- Figure dataset records:
[START]

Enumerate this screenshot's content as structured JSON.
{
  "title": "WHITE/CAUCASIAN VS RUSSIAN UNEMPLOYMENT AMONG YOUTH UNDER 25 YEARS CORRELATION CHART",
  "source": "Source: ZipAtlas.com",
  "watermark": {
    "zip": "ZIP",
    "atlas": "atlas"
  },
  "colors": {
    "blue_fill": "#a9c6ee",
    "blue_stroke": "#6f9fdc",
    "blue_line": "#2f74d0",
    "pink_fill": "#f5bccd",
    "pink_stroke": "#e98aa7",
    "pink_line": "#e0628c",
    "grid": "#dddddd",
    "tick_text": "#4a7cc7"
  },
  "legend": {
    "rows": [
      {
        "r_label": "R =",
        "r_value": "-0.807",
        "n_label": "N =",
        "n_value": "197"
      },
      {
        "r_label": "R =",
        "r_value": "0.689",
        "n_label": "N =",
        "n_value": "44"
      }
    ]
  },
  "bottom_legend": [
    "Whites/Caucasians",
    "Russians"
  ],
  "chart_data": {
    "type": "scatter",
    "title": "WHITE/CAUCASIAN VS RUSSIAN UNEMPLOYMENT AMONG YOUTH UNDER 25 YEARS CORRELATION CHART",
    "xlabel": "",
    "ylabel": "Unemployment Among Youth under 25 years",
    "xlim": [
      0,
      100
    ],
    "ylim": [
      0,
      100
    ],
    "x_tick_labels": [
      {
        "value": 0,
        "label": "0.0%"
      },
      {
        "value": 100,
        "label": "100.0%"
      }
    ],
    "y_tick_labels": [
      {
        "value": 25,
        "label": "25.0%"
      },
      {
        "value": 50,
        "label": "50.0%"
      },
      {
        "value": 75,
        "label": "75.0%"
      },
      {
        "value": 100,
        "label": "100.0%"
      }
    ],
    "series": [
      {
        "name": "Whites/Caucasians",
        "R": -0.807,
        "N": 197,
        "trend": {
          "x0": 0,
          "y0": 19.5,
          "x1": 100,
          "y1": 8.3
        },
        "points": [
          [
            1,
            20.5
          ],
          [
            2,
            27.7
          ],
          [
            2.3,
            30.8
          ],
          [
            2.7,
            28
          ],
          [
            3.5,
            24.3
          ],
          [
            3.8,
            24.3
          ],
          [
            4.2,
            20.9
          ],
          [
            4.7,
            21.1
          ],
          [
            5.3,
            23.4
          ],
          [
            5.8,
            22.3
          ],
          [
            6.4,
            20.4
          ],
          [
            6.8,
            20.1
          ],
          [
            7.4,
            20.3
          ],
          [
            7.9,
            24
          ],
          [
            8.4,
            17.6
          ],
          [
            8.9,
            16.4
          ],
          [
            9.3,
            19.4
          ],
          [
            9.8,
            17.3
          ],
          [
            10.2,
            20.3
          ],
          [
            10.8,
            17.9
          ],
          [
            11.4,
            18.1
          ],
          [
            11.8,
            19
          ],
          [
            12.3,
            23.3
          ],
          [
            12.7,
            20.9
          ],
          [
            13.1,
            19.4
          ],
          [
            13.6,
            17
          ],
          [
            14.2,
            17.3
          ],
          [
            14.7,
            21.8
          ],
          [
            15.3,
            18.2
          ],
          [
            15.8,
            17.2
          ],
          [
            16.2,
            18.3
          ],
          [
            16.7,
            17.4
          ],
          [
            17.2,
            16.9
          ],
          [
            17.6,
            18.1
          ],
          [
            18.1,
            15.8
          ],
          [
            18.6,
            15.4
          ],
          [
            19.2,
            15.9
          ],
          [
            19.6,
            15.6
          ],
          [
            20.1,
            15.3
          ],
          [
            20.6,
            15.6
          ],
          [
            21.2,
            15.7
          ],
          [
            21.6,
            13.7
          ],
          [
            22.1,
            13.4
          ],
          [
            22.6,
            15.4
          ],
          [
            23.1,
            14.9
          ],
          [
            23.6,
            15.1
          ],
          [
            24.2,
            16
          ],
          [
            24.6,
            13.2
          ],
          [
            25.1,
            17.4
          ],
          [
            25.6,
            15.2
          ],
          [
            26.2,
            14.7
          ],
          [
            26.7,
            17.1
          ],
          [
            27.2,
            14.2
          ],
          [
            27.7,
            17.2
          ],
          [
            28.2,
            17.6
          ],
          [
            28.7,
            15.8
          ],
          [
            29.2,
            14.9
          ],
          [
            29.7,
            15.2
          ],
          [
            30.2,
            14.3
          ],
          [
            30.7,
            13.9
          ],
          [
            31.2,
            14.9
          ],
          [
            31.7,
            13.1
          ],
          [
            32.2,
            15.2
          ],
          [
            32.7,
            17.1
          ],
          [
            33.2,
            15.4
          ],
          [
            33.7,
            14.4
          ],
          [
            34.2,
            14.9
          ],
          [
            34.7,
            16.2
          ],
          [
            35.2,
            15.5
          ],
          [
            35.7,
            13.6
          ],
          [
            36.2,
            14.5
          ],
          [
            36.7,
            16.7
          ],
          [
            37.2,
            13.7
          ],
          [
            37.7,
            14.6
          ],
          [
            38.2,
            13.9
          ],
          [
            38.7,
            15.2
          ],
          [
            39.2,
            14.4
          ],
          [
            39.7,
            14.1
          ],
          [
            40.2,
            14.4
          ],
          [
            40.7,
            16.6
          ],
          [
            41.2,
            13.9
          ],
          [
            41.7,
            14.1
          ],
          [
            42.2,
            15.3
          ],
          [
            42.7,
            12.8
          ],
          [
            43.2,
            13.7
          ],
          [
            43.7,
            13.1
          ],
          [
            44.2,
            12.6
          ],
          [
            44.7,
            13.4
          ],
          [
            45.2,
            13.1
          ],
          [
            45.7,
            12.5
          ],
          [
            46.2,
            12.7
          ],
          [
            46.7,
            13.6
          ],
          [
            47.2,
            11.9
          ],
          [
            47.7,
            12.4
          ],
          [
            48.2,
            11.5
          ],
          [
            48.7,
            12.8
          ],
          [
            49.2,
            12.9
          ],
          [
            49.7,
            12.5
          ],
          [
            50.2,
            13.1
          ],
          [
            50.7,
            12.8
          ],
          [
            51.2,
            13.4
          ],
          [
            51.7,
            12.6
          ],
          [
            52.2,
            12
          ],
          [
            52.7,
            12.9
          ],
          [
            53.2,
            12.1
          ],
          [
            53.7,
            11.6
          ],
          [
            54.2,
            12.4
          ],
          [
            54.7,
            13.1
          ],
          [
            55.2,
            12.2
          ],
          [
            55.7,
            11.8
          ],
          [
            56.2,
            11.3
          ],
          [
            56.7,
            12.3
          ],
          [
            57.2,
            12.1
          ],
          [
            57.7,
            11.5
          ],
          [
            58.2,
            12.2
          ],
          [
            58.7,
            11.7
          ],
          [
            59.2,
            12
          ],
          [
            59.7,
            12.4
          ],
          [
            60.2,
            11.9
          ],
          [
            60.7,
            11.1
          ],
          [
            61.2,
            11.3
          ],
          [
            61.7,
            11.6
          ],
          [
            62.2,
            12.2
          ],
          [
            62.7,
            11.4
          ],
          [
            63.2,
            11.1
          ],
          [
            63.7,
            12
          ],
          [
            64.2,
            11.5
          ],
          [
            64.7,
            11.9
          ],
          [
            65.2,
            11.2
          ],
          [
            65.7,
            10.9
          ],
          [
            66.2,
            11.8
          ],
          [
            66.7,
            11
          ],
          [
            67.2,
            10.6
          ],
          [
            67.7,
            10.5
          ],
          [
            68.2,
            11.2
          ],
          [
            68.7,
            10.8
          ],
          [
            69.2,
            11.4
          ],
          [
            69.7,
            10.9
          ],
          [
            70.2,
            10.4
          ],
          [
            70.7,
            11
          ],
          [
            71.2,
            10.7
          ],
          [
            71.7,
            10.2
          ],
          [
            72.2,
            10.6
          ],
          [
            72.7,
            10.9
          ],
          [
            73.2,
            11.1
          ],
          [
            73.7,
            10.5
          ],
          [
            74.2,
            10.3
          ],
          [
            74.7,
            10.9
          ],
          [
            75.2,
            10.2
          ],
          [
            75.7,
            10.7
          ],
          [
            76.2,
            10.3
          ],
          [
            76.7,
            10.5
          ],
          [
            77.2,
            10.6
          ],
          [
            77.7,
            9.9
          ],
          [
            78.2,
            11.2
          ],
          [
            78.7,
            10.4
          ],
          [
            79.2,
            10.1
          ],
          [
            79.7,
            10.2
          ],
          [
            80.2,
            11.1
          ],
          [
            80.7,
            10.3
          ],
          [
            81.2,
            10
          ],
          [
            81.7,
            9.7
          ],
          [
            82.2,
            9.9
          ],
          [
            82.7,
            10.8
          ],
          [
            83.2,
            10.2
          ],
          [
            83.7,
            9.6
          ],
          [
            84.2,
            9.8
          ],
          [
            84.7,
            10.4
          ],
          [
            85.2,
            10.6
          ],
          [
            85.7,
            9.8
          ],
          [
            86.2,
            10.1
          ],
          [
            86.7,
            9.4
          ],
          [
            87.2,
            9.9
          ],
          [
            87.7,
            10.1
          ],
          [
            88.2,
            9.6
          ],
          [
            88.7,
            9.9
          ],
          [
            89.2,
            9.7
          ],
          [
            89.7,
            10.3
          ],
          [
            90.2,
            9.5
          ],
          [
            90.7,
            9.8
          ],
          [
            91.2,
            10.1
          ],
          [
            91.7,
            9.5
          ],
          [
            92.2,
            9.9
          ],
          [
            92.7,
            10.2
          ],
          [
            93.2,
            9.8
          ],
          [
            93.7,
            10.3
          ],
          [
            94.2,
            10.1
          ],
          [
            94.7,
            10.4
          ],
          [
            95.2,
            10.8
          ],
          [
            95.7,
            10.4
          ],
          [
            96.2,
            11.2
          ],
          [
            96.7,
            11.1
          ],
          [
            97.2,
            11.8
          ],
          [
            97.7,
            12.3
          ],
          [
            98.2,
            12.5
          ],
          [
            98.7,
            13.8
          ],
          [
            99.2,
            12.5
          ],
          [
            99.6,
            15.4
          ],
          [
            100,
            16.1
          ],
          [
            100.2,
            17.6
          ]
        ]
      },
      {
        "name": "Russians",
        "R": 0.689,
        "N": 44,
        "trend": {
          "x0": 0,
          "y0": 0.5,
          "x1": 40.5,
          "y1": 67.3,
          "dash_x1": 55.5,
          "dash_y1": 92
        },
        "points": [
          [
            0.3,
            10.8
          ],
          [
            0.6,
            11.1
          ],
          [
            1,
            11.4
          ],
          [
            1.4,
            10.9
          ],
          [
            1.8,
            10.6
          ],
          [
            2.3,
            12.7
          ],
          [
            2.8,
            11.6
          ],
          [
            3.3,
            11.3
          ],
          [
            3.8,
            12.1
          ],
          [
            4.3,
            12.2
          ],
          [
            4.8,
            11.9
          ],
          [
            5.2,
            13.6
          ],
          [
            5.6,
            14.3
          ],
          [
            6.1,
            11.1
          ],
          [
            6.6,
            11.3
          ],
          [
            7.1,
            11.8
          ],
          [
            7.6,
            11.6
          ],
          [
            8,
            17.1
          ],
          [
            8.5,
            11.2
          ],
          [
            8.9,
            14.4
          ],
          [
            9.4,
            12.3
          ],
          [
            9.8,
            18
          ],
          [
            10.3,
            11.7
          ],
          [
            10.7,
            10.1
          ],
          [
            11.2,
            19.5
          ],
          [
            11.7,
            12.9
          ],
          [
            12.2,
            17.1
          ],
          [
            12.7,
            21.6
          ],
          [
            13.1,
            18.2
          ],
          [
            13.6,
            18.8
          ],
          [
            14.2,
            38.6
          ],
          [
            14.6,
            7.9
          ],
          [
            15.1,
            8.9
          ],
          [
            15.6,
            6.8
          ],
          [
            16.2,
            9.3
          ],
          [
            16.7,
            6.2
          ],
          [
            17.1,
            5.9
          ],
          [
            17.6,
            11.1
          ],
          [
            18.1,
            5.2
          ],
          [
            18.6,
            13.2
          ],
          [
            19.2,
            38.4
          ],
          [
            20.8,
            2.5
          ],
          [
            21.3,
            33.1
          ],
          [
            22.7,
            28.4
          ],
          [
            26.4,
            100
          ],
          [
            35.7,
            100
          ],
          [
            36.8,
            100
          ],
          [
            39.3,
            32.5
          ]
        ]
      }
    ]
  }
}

[END]

Using the listing, collect all lines in which the string "name" is found.

- Full output:
        "name": "Whites/Caucasians",
        "name": "Russians",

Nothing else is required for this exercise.